_TASK BRIEF_
Quote every line of the records below verbatim, leaving out the pictures.

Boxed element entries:
..........

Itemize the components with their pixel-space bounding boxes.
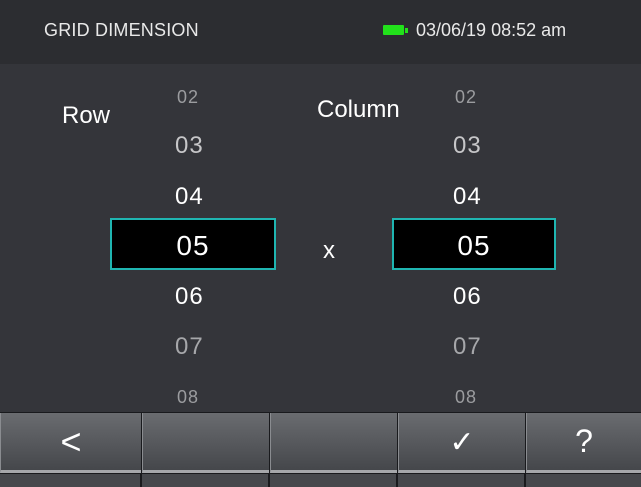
column-value-08[interactable]: 08 <box>455 387 477 408</box>
column-value-04[interactable]: 04 <box>453 183 482 211</box>
battery-tip-icon <box>405 28 408 33</box>
softkey-2-base <box>142 474 268 487</box>
column-value-07[interactable]: 07 <box>453 333 482 361</box>
row-value-02[interactable]: 02 <box>177 87 199 108</box>
softkey-4-base <box>398 474 524 487</box>
row-label: Row <box>62 102 111 129</box>
date-time: 03/06/19 08:52 am <box>416 20 567 40</box>
softkey-5-base <box>526 474 641 487</box>
column-selected-value: 05 <box>457 230 491 261</box>
column-value-03[interactable]: 03 <box>453 132 482 160</box>
times-symbol: x <box>323 237 335 264</box>
row-value-08[interactable]: 08 <box>177 387 199 408</box>
column-selector[interactable]: 05 <box>392 218 556 270</box>
page-title: GRID DIMENSION <box>44 20 199 40</box>
row-selector[interactable]: 05 <box>110 218 276 270</box>
row-value-07[interactable]: 07 <box>175 333 204 361</box>
softkey-3-button[interactable] <box>270 413 397 473</box>
checkmark-icon: ✓ <box>449 426 475 459</box>
column-value-02[interactable]: 02 <box>455 87 477 108</box>
help-button[interactable]: ? <box>526 413 641 473</box>
column-label: Column <box>317 96 400 123</box>
row-value-04[interactable]: 04 <box>175 183 204 211</box>
grid-dimension-screen: GRID DIMENSION 03/06/19 08:52 am Row 02 … <box>0 0 641 487</box>
row-value-06[interactable]: 06 <box>175 283 204 311</box>
back-button[interactable]: < <box>0 413 141 473</box>
help-icon: ? <box>575 423 593 459</box>
column-value-06[interactable]: 06 <box>453 283 482 311</box>
softkey-2-button[interactable] <box>142 413 269 473</box>
row-selected-value: 05 <box>176 230 210 261</box>
chevron-left-icon: < <box>60 421 82 462</box>
softkey-bar: < ✓ ? <box>0 412 641 487</box>
row-value-03[interactable]: 03 <box>175 132 204 160</box>
softkey-3-base <box>270 474 396 487</box>
confirm-button[interactable]: ✓ <box>398 413 525 473</box>
battery-icon <box>383 25 404 35</box>
status-bar: GRID DIMENSION 03/06/19 08:52 am <box>0 0 641 64</box>
softkey-1-base <box>0 474 140 487</box>
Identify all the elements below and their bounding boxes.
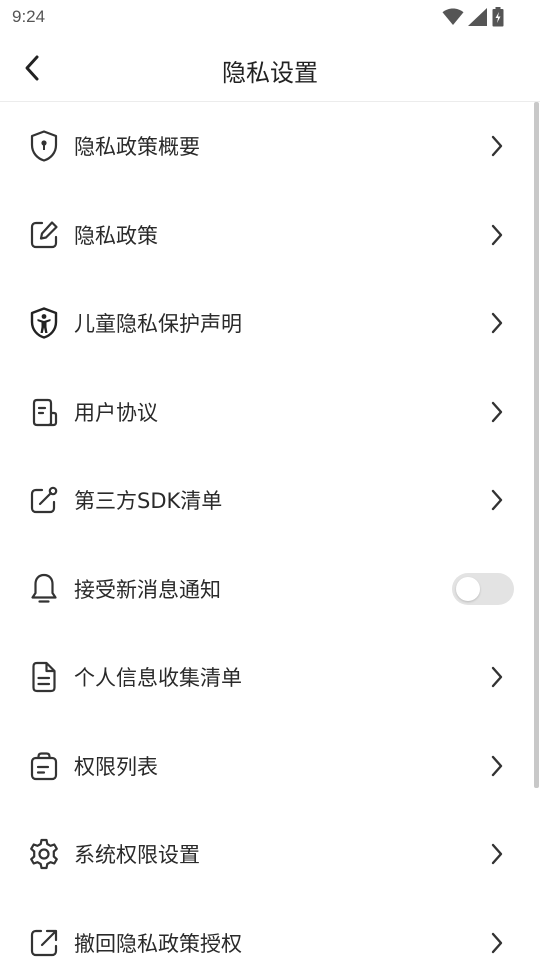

..........

_RESULT OF THIS EXERCISE_
Itemize the components with their pixel-space bounding boxes.
column-value-08[interactable]: 08 <box>455 387 477 408</box>
column-value-04[interactable]: 04 <box>453 183 482 211</box>
battery-tip-icon <box>405 28 408 33</box>
softkey-2-base <box>142 474 268 487</box>
column-value-07[interactable]: 07 <box>453 333 482 361</box>
row-value-02[interactable]: 02 <box>177 87 199 108</box>
softkey-4-base <box>398 474 524 487</box>
row-label: Row <box>62 102 111 129</box>
date-time: 03/06/19 08:52 am <box>416 20 567 40</box>
softkey-5-base <box>526 474 641 487</box>
column-selected-value: 05 <box>457 230 491 261</box>
column-value-03[interactable]: 03 <box>453 132 482 160</box>
times-symbol: x <box>323 237 335 264</box>
row-value-08[interactable]: 08 <box>177 387 199 408</box>
column-selector[interactable]: 05 <box>392 218 556 270</box>
page-title: GRID DIMENSION <box>44 20 199 40</box>
row-selector[interactable]: 05 <box>110 218 276 270</box>
row-value-07[interactable]: 07 <box>175 333 204 361</box>
softkey-3-button[interactable] <box>270 413 397 473</box>
checkmark-icon: ✓ <box>449 426 475 459</box>
column-value-02[interactable]: 02 <box>455 87 477 108</box>
help-button[interactable]: ? <box>526 413 641 473</box>
column-label: Column <box>317 96 400 123</box>
row-value-04[interactable]: 04 <box>175 183 204 211</box>
grid-dimension-screen: GRID DIMENSION 03/06/19 08:52 am Row 02 … <box>0 0 641 487</box>
row-value-06[interactable]: 06 <box>175 283 204 311</box>
back-button[interactable]: < <box>0 413 141 473</box>
help-icon: ? <box>575 423 593 459</box>
column-value-06[interactable]: 06 <box>453 283 482 311</box>
softkey-2-button[interactable] <box>142 413 269 473</box>
row-selected-value: 05 <box>176 230 210 261</box>
chevron-left-icon: < <box>60 421 82 462</box>
softkey-bar: < ✓ ? <box>0 412 641 487</box>
row-value-03[interactable]: 03 <box>175 132 204 160</box>
softkey-3-base <box>270 474 396 487</box>
confirm-button[interactable]: ✓ <box>398 413 525 473</box>
battery-icon <box>383 25 404 35</box>
status-bar: GRID DIMENSION 03/06/19 08:52 am <box>0 0 641 64</box>
softkey-1-base <box>0 474 140 487</box>
Identify all the elements below and their bounding boxes.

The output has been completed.